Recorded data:
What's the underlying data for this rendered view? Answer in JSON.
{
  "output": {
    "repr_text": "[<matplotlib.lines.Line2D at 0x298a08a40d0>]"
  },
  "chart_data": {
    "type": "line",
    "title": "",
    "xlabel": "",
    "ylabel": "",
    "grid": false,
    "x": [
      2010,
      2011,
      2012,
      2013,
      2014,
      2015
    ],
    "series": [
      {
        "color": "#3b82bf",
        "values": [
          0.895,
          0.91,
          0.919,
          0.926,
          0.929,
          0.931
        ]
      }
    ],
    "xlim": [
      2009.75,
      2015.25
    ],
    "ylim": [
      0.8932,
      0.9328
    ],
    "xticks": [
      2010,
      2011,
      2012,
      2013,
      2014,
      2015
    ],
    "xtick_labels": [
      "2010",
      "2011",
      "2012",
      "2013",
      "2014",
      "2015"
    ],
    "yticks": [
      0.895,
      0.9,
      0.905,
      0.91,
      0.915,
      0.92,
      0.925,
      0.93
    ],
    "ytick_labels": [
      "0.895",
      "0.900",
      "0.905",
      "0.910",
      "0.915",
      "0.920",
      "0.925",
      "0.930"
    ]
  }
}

The exercise: Repeat the entries exactly, all of them.

The solution:
What's the underlying data for this rendered view? Answer in JSON.
{
  "output": {
    "repr_text": "[<matplotlib.lines.Line2D at 0x298a08a40d0>]"
  },
  "chart_data": {
    "type": "line",
    "title": "",
    "xlabel": "",
    "ylabel": "",
    "grid": false,
    "x": [
      2010,
      2011,
      2012,
      2013,
      2014,
      2015
    ],
    "series": [
      {
        "color": "#3b82bf",
        "values": [
          0.895,
          0.91,
          0.919,
          0.926,
          0.929,
          0.931
        ]
      }
    ],
    "xlim": [
      2009.75,
      2015.25
    ],
    "ylim": [
      0.8932,
      0.9328
    ],
    "xticks": [
      2010,
      2011,
      2012,
      2013,
      2014,
      2015
    ],
    "xtick_labels": [
      "2010",
      "2011",
      "2012",
      "2013",
      "2014",
      "2015"
    ],
    "yticks": [
      0.895,
      0.9,
      0.905,
      0.91,
      0.915,
      0.92,
      0.925,
      0.93
    ],
    "ytick_labels": [
      "0.895",
      "0.900",
      "0.905",
      "0.910",
      "0.915",
      "0.920",
      "0.925",
      "0.930"
    ]
  }
}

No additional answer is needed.